--- Exercise description ---
State the number of lines in these records that include the word "QUICK", and add nothing to it.

--- Provided information ---
◇ ◇ ◇
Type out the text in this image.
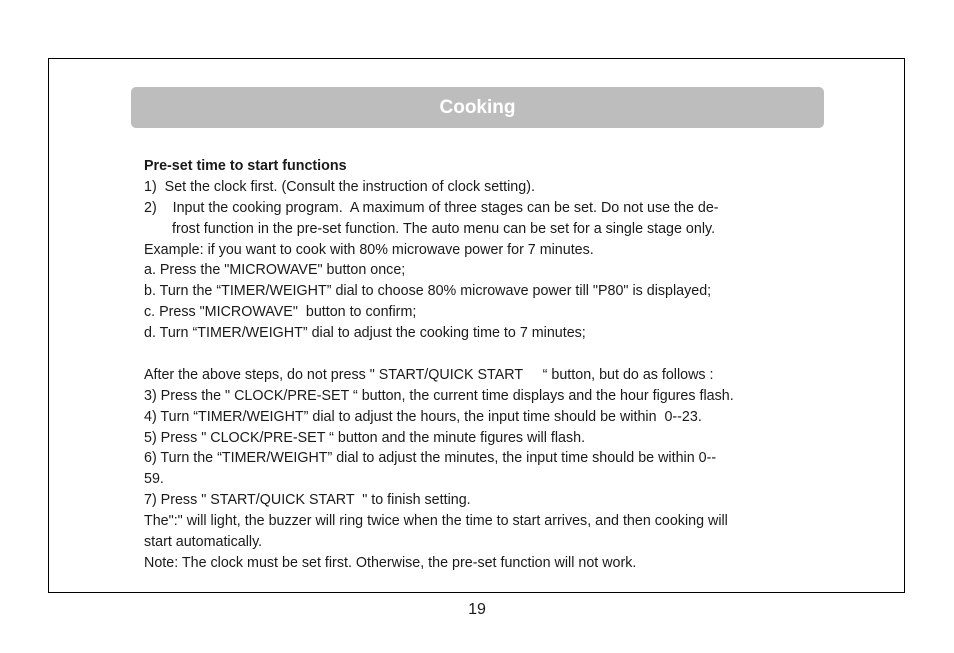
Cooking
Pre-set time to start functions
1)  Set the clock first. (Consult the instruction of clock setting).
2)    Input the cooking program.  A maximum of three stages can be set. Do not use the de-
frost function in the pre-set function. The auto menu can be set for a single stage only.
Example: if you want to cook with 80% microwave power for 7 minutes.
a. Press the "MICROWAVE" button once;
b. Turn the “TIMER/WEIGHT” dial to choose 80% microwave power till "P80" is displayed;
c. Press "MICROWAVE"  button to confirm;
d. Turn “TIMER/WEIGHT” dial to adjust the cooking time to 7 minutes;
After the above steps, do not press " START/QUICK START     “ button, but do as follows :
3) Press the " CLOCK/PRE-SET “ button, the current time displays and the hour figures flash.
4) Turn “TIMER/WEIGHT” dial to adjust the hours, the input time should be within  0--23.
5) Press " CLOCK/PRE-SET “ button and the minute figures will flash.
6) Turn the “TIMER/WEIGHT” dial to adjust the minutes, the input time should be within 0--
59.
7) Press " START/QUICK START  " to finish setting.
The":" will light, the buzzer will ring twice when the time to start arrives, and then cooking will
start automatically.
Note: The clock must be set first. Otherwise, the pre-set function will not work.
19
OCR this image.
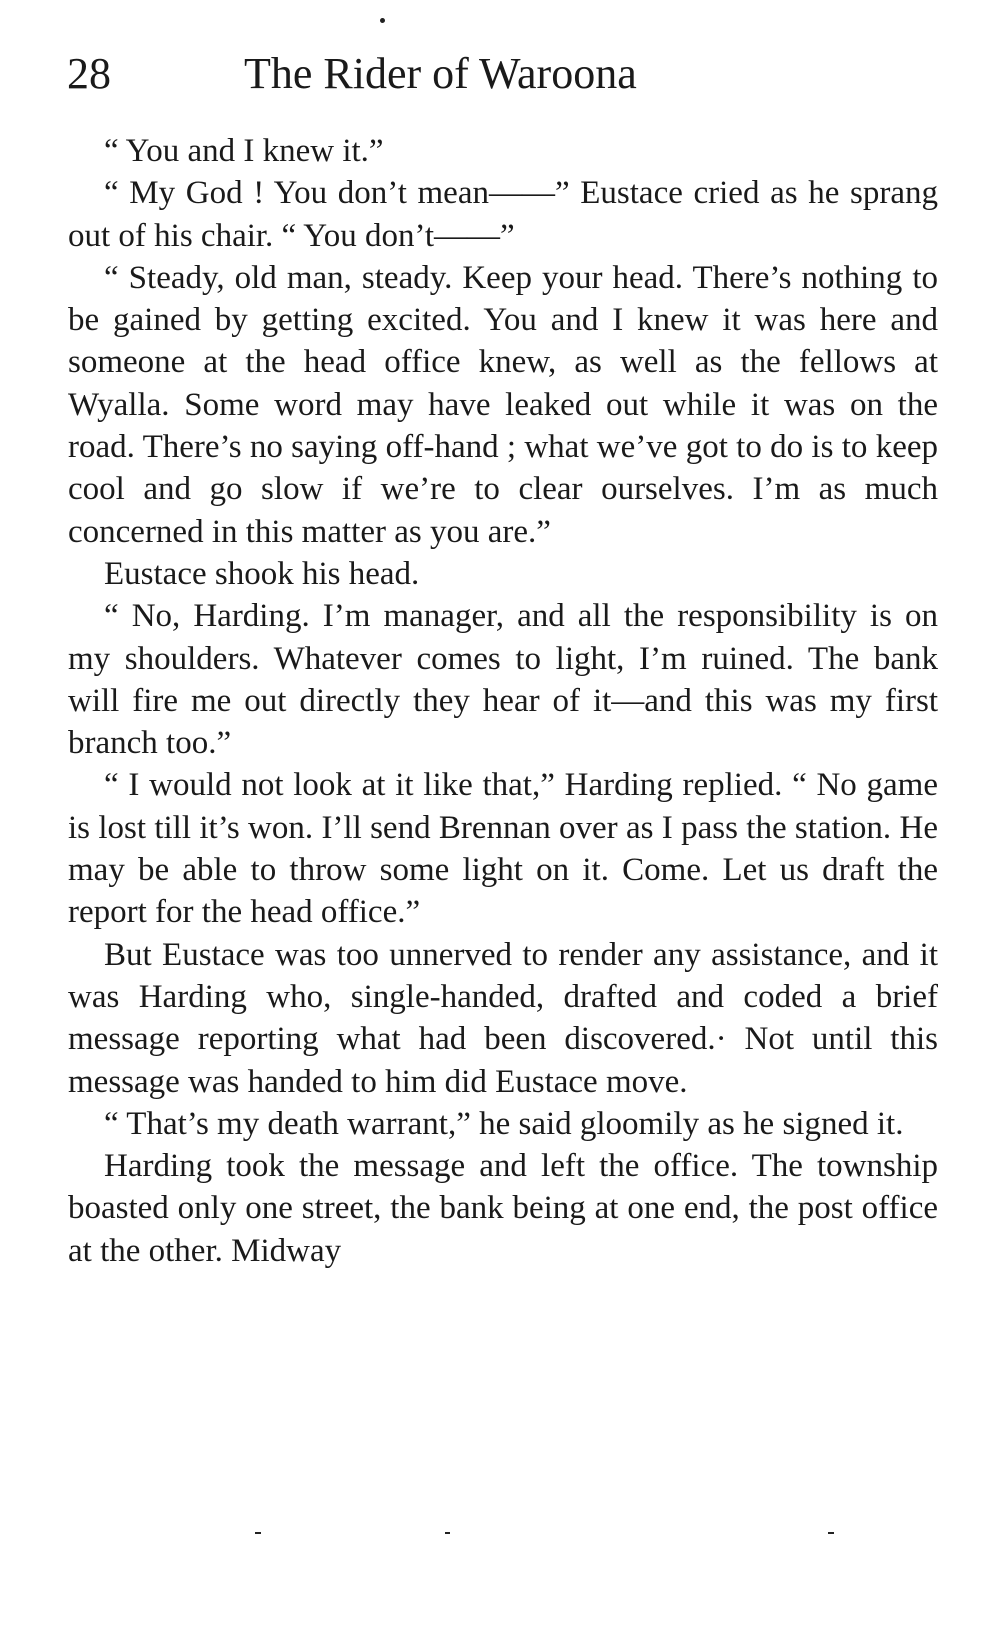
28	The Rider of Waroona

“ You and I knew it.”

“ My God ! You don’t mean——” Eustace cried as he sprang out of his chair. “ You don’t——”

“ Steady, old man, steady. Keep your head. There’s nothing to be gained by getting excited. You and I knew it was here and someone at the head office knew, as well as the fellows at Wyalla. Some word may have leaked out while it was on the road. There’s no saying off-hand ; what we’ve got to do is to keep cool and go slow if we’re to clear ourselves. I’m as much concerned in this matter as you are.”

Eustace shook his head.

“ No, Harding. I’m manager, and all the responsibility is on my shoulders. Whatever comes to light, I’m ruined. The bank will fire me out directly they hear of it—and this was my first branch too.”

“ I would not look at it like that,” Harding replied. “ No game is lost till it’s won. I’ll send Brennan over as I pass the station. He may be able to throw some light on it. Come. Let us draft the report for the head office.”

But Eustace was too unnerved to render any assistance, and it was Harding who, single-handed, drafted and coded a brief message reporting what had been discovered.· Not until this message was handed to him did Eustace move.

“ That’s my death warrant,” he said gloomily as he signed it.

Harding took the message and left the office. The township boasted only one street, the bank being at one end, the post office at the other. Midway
◇ ◇ ◇
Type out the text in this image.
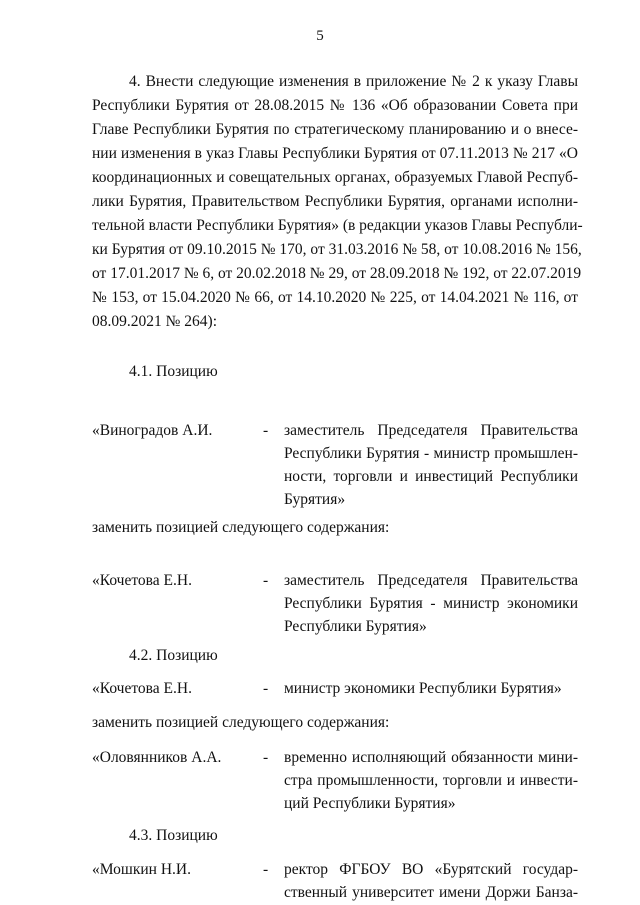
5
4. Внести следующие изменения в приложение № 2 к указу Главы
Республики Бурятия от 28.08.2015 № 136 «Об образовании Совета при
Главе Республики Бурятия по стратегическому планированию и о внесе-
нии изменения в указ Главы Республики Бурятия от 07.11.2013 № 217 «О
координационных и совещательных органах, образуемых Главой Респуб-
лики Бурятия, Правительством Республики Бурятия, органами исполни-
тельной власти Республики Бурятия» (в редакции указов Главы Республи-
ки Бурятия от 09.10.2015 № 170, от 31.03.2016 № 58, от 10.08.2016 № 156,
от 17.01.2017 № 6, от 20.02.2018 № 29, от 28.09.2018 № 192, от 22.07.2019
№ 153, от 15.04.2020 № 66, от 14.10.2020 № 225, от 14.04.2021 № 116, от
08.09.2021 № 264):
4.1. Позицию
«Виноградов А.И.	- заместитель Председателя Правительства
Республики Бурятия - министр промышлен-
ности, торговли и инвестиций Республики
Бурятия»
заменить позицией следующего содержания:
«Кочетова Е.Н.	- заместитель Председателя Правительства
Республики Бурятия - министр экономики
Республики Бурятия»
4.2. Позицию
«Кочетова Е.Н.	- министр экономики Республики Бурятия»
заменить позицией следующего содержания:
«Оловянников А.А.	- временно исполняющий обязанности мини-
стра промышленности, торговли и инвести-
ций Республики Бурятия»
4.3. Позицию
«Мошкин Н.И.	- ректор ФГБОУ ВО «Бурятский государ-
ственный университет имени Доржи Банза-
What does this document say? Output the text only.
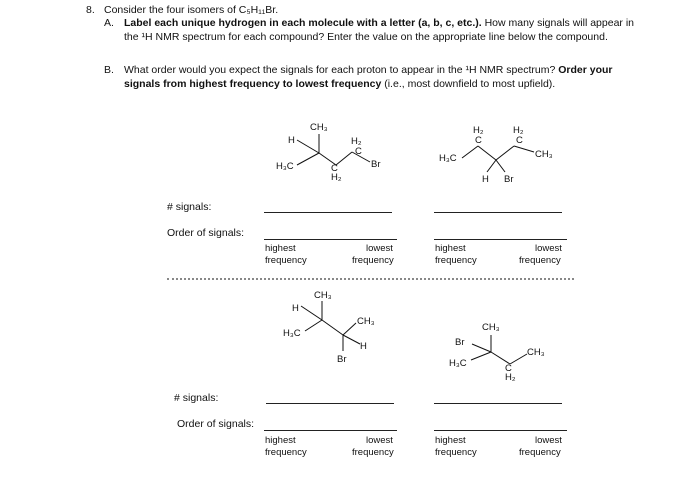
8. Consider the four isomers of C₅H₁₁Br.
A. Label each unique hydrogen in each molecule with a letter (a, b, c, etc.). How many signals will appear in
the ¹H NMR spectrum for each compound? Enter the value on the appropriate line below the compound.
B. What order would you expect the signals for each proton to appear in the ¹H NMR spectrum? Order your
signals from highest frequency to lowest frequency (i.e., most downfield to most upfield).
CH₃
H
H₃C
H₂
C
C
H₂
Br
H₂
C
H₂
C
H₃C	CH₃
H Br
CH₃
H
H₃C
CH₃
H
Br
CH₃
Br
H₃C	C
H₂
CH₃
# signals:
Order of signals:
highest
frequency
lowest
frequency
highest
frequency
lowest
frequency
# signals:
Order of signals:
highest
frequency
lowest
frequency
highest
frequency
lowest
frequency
◇ ◇ ◇
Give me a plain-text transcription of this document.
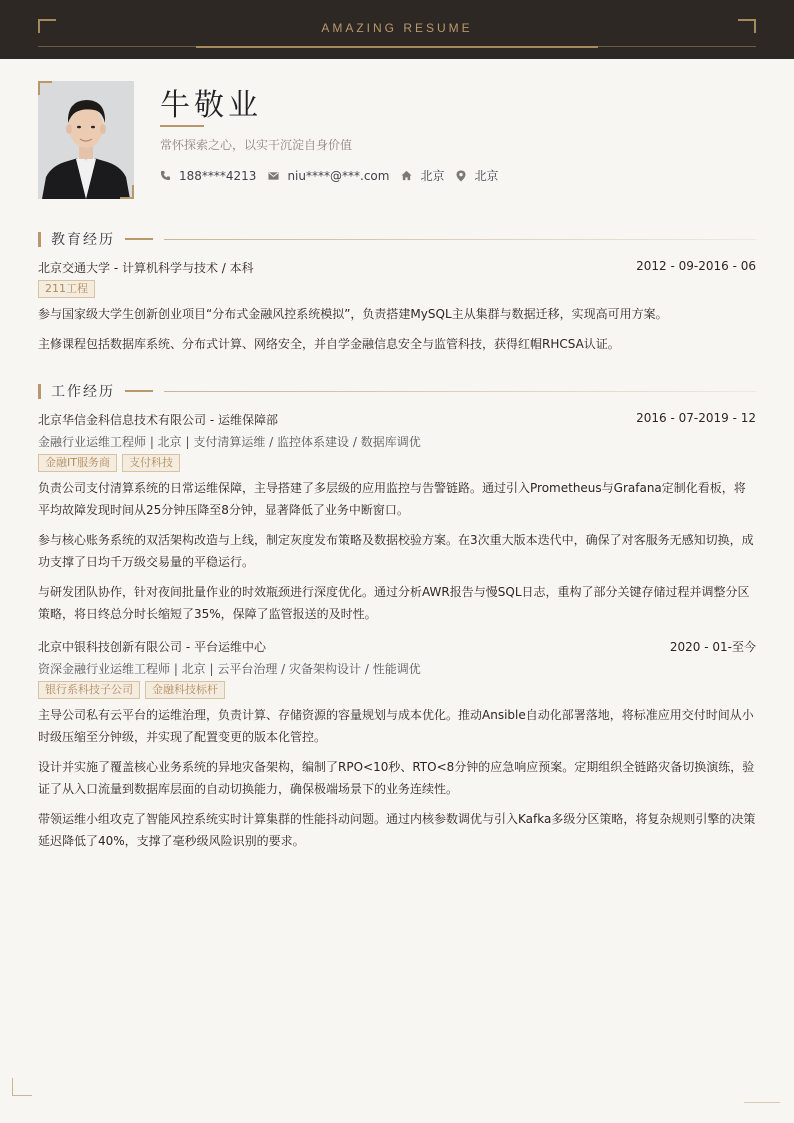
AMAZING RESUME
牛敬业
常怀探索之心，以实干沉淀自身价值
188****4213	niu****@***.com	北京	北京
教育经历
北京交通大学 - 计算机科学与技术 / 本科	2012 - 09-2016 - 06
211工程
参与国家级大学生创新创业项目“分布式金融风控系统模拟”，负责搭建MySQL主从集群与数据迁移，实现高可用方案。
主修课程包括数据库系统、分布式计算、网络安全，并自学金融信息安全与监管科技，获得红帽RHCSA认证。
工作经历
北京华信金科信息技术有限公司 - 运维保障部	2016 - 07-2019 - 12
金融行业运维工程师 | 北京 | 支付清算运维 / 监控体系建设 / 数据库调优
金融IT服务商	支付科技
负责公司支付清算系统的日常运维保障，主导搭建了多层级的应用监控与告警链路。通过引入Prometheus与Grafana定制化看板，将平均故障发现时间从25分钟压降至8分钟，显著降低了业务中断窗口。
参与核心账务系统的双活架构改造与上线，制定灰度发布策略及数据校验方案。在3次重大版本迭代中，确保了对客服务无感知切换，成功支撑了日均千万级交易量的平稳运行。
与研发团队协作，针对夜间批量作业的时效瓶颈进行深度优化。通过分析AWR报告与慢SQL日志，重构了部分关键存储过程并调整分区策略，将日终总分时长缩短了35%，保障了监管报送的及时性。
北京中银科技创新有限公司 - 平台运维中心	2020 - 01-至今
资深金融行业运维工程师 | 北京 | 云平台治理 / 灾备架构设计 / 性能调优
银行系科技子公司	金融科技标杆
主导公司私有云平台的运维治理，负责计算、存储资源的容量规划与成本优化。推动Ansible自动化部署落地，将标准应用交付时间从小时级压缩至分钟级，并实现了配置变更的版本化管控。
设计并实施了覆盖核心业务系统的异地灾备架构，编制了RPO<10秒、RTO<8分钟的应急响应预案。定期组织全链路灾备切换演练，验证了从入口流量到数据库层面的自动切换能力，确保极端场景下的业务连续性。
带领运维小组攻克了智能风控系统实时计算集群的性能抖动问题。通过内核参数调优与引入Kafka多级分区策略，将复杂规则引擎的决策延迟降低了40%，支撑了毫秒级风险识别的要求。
◇ ◇ ◇
--- Exercise solution ---
2